-------- Dataset records

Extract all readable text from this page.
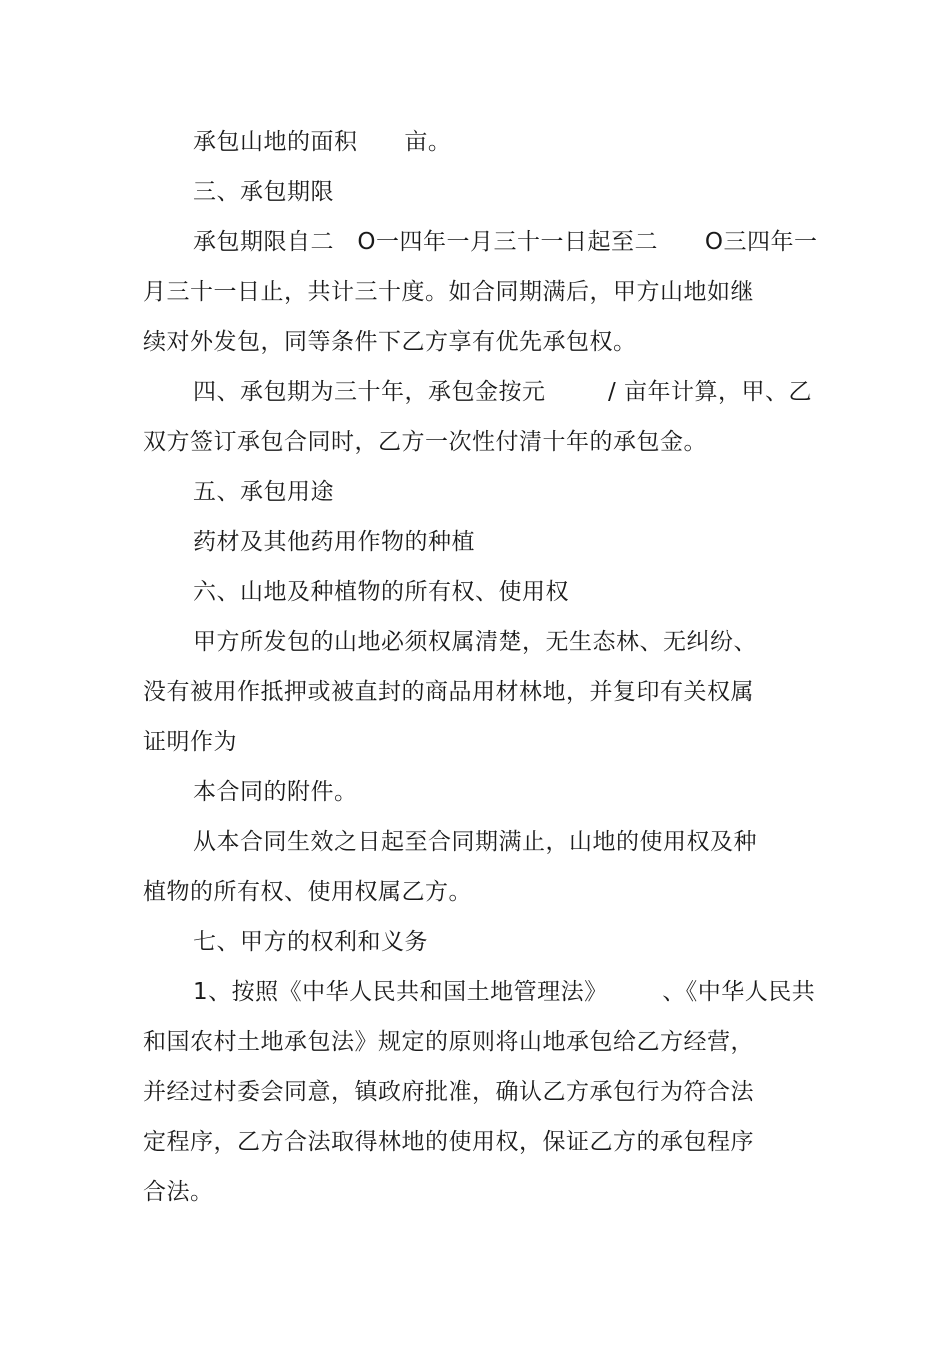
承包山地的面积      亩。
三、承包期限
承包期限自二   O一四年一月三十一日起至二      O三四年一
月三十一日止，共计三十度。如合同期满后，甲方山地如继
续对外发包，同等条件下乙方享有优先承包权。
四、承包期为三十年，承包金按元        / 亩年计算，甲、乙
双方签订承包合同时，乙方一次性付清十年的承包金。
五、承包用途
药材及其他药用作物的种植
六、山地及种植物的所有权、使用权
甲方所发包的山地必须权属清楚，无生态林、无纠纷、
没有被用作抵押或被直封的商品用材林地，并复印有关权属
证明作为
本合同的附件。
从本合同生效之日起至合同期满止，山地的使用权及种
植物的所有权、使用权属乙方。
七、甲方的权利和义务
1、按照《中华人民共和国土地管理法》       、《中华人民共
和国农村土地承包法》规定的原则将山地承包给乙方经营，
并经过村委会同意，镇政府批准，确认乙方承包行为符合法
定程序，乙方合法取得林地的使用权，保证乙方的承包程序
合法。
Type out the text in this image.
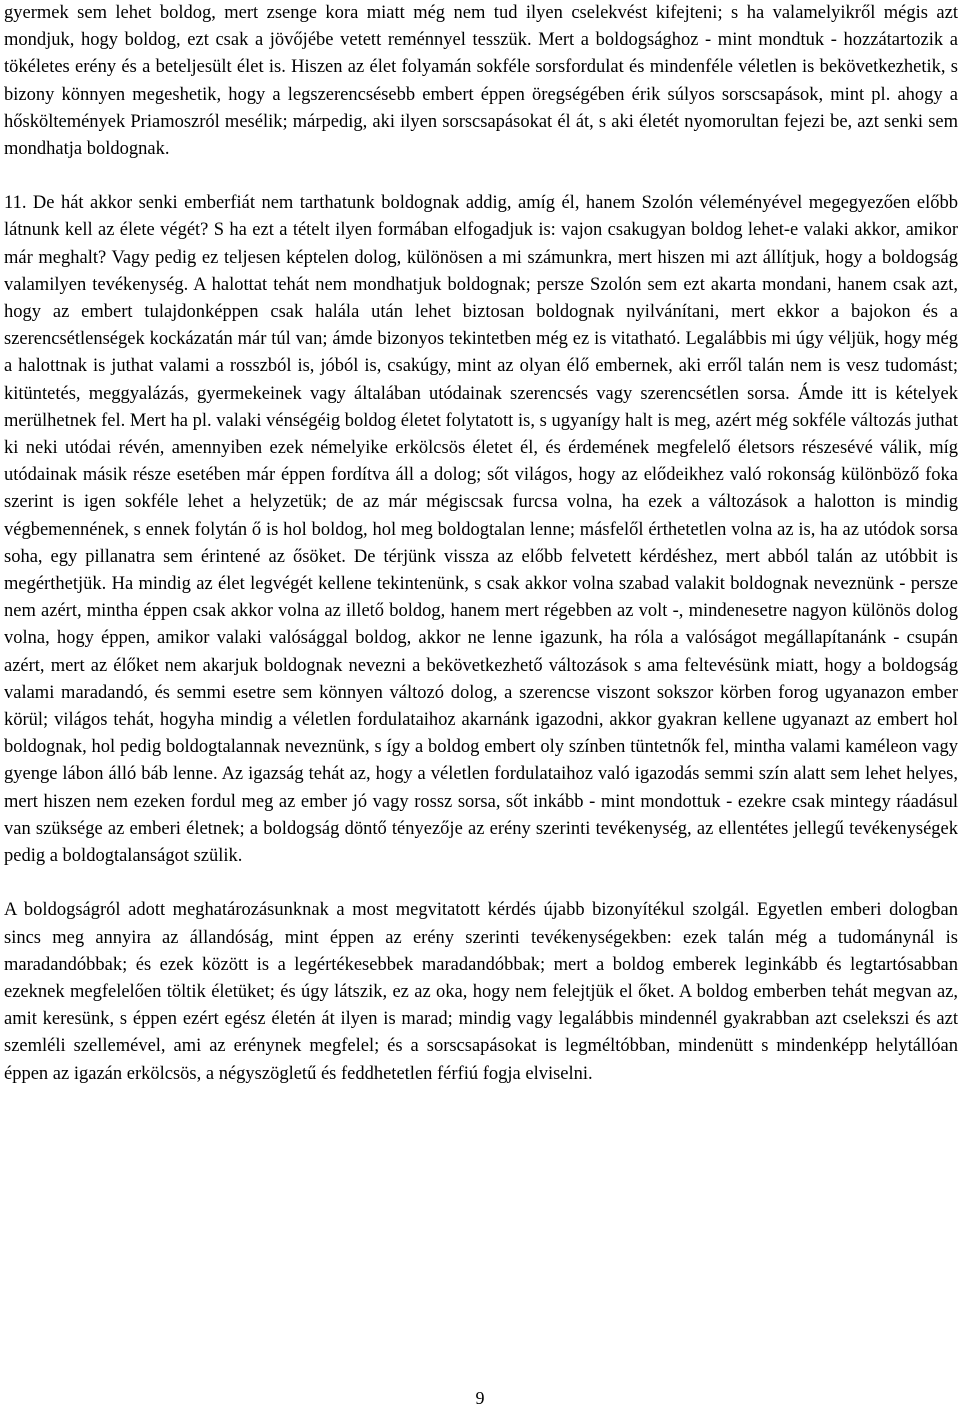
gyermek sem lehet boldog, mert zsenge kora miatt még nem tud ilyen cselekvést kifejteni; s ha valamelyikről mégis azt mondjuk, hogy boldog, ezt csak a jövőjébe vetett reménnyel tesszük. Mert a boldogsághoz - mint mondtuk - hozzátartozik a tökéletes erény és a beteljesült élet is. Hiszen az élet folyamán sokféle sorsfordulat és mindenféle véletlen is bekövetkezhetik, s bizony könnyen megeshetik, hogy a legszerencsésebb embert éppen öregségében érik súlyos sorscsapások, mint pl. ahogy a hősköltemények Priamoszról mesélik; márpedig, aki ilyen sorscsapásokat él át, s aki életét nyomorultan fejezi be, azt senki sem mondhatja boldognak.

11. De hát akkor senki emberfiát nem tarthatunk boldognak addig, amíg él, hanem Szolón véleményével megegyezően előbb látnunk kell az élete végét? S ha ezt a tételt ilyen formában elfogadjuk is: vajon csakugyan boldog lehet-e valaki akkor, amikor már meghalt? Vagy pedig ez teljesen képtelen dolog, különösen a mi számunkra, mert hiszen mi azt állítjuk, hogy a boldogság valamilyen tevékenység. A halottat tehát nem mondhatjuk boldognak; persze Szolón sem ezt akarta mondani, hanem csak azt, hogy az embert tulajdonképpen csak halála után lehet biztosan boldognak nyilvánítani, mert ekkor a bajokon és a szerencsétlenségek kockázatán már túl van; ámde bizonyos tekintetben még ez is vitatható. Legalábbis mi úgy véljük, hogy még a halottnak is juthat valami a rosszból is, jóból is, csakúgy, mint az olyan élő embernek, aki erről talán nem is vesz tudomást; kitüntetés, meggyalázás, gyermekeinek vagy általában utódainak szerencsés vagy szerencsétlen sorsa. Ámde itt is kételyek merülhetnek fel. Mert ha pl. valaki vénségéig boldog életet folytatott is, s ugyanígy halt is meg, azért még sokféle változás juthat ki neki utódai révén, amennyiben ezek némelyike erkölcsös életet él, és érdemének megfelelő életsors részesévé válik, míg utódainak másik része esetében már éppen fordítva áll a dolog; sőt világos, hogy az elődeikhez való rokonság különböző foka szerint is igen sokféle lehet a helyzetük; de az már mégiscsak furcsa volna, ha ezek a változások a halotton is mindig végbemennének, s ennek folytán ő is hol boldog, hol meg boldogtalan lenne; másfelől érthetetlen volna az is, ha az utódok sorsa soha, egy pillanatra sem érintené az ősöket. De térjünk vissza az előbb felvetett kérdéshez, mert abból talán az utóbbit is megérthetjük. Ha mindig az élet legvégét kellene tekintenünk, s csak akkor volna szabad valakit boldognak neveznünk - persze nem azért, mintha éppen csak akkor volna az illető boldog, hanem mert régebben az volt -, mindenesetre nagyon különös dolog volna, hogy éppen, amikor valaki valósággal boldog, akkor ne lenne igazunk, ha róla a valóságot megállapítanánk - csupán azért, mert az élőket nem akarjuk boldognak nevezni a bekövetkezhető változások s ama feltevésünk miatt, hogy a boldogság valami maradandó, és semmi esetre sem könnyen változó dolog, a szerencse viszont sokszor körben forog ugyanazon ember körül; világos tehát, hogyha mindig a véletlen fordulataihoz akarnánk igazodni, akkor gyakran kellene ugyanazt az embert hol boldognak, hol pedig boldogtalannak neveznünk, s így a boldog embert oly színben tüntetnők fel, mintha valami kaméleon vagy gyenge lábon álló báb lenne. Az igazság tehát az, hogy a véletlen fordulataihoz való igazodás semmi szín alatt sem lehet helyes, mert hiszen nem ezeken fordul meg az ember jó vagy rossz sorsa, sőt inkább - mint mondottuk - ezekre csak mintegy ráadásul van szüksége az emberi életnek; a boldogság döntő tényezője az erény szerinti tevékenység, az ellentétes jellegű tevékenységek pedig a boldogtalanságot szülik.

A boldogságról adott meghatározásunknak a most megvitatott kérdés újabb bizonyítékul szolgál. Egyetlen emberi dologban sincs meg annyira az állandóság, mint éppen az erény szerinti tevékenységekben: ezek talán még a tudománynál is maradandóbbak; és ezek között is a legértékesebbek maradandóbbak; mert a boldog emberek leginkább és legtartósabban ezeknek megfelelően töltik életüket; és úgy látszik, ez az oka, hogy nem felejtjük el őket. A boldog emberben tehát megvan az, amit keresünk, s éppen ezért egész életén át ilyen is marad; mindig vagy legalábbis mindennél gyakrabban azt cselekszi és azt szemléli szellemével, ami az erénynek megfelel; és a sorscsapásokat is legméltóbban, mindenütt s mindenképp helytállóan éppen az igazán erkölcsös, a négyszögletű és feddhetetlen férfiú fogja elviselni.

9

----------------

Short exercise:
Skip the pictures, then retype every line above exactly.

Result:
Extract all readable text from this page.
承包山地的面积      亩。
三、承包期限
承包期限自二   O一四年一月三十一日起至二      O三四年一
月三十一日止，共计三十度。如合同期满后，甲方山地如继
续对外发包，同等条件下乙方享有优先承包权。
四、承包期为三十年，承包金按元        / 亩年计算，甲、乙
双方签订承包合同时，乙方一次性付清十年的承包金。
五、承包用途
药材及其他药用作物的种植
六、山地及种植物的所有权、使用权
甲方所发包的山地必须权属清楚，无生态林、无纠纷、
没有被用作抵押或被直封的商品用材林地，并复印有关权属
证明作为
本合同的附件。
从本合同生效之日起至合同期满止，山地的使用权及种
植物的所有权、使用权属乙方。
七、甲方的权利和义务
1、按照《中华人民共和国土地管理法》       、《中华人民共
和国农村土地承包法》规定的原则将山地承包给乙方经营，
并经过村委会同意，镇政府批准，确认乙方承包行为符合法
定程序，乙方合法取得林地的使用权，保证乙方的承包程序
合法。
Type out the text in this image.
gyermek sem lehet boldog, mert zsenge kora miatt még nem tud ilyen cselekvést kifejteni; s ha valamelyikről mégis azt mondjuk, hogy boldog, ezt csak a jövőjébe vetett reménnyel tesszük. Mert a boldogsághoz - mint mondtuk - hozzátartozik a tökéletes erény és a beteljesült élet is. Hiszen az élet folyamán sokféle sorsfordulat és mindenféle véletlen is bekövetkezhetik, s bizony könnyen megeshetik, hogy a legszerencsésebb embert éppen öregségében érik súlyos sorscsapások, mint pl. ahogy a hősköltemények Priamoszról mesélik; márpedig, aki ilyen sorscsapásokat él át, s aki életét nyomorultan fejezi be, azt senki sem mondhatja boldognak.

11. De hát akkor senki emberfiát nem tarthatunk boldognak addig, amíg él, hanem Szolón véleményével megegyezően előbb látnunk kell az élete végét? S ha ezt a tételt ilyen formában elfogadjuk is: vajon csakugyan boldog lehet-e valaki akkor, amikor már meghalt? Vagy pedig ez teljesen képtelen dolog, különösen a mi számunkra, mert hiszen mi azt állítjuk, hogy a boldogság valamilyen tevékenység. A halottat tehát nem mondhatjuk boldognak; persze Szolón sem ezt akarta mondani, hanem csak azt, hogy az embert tulajdonképpen csak halála után lehet biztosan boldognak nyilvánítani, mert ekkor a bajokon és a szerencsétlenségek kockázatán már túl van; ámde bizonyos tekintetben még ez is vitatható. Legalábbis mi úgy véljük, hogy még a halottnak is juthat valami a rosszból is, jóból is, csakúgy, mint az olyan élő embernek, aki erről talán nem is vesz tudomást; kitüntetés, meggyalázás, gyermekeinek vagy általában utódainak szerencsés vagy szerencsétlen sorsa. Ámde itt is kételyek merülhetnek fel. Mert ha pl. valaki vénségéig boldog életet folytatott is, s ugyanígy halt is meg, azért még sokféle változás juthat ki neki utódai révén, amennyiben ezek némelyike erkölcsös életet él, és érdemének megfelelő életsors részesévé válik, míg utódainak másik része esetében már éppen fordítva áll a dolog; sőt világos, hogy az elődeikhez való rokonság különböző foka szerint is igen sokféle lehet a helyzetük; de az már mégiscsak furcsa volna, ha ezek a változások a halotton is mindig végbemennének, s ennek folytán ő is hol boldog, hol meg boldogtalan lenne; másfelől érthetetlen volna az is, ha az utódok sorsa soha, egy pillanatra sem érintené az ősöket. De térjünk vissza az előbb felvetett kérdéshez, mert abból talán az utóbbit is megérthetjük. Ha mindig az élet legvégét kellene tekintenünk, s csak akkor volna szabad valakit boldognak neveznünk - persze nem azért, mintha éppen csak akkor volna az illető boldog, hanem mert régebben az volt -, mindenesetre nagyon különös dolog volna, hogy éppen, amikor valaki valósággal boldog, akkor ne lenne igazunk, ha róla a valóságot megállapítanánk - csupán azért, mert az élőket nem akarjuk boldognak nevezni a bekövetkezhető változások s ama feltevésünk miatt, hogy a boldogság valami maradandó, és semmi esetre sem könnyen változó dolog, a szerencse viszont sokszor körben forog ugyanazon ember körül; világos tehát, hogyha mindig a véletlen fordulataihoz akarnánk igazodni, akkor gyakran kellene ugyanazt az embert hol boldognak, hol pedig boldogtalannak neveznünk, s így a boldog embert oly színben tüntetnők fel, mintha valami kaméleon vagy gyenge lábon álló báb lenne. Az igazság tehát az, hogy a véletlen fordulataihoz való igazodás semmi szín alatt sem lehet helyes, mert hiszen nem ezeken fordul meg az ember jó vagy rossz sorsa, sőt inkább - mint mondottuk - ezekre csak mintegy ráadásul van szüksége az emberi életnek; a boldogság döntő tényezője az erény szerinti tevékenység, az ellentétes jellegű tevékenységek pedig a boldogtalanságot szülik.

A boldogságról adott meghatározásunknak a most megvitatott kérdés újabb bizonyítékul szolgál. Egyetlen emberi dologban sincs meg annyira az állandóság, mint éppen az erény szerinti tevékenységekben: ezek talán még a tudománynál is maradandóbbak; és ezek között is a legértékesebbek maradandóbbak; mert a boldog emberek leginkább és legtartósabban ezeknek megfelelően töltik életüket; és úgy látszik, ez az oka, hogy nem felejtjük el őket. A boldog emberben tehát megvan az, amit keresünk, s éppen ezért egész életén át ilyen is marad; mindig vagy legalábbis mindennél gyakrabban azt cselekszi és azt szemléli szellemével, ami az erénynek megfelel; és a sorscsapásokat is legméltóbban, mindenütt s mindenképp helytállóan éppen az igazán erkölcsös, a négyszögletű és feddhetetlen férfiú fogja elviselni.

9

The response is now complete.